━━━ Extracted material
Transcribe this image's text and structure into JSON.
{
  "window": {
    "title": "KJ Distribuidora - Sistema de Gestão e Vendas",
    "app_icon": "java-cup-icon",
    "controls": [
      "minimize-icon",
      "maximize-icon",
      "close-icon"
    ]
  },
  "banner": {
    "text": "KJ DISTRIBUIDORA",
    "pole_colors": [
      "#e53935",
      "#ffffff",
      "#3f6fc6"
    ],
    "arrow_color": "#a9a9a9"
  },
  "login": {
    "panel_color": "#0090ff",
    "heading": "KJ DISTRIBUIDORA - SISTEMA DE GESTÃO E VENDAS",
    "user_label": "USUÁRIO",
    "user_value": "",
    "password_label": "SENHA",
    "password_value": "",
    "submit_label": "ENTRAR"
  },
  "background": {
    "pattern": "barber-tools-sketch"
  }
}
━━━━━━
Every entry should be printed again exactly as it stands.

Transcribe this image's text and structure into JSON.
{
  "window": {
    "title": "KJ Distribuidora - Sistema de Gestão e Vendas",
    "app_icon": "java-cup-icon",
    "controls": [
      "minimize-icon",
      "maximize-icon",
      "close-icon"
    ]
  },
  "banner": {
    "text": "KJ DISTRIBUIDORA",
    "pole_colors": [
      "#e53935",
      "#ffffff",
      "#3f6fc6"
    ],
    "arrow_color": "#a9a9a9"
  },
  "login": {
    "panel_color": "#0090ff",
    "heading": "KJ DISTRIBUIDORA - SISTEMA DE GESTÃO E VENDAS",
    "user_label": "USUÁRIO",
    "user_value": "",
    "password_label": "SENHA",
    "password_value": "",
    "submit_label": "ENTRAR"
  },
  "background": {
    "pattern": "barber-tools-sketch"
  }
}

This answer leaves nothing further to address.